___ TASK INPUT ___
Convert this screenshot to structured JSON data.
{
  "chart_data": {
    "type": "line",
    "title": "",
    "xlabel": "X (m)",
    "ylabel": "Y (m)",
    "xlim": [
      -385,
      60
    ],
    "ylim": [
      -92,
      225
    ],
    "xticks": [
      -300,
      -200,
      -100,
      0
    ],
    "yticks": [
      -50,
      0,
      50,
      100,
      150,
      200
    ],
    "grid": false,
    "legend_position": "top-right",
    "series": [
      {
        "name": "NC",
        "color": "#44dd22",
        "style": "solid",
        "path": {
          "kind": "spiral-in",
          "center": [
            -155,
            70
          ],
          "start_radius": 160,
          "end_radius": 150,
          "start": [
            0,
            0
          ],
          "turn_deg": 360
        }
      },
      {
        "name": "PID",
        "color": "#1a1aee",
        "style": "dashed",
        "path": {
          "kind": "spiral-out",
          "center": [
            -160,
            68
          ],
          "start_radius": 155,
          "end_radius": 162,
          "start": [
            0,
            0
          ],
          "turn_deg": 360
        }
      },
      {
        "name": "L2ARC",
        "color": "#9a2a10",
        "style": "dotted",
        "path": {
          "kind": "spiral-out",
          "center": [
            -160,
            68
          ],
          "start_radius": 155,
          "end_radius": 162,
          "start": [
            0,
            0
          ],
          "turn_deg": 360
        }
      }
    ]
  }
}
___
Locate each line containing the string "color" and show it.

        "color": "#44dd22",
        "color": "#1a1aee",
        "color": "#9a2a10",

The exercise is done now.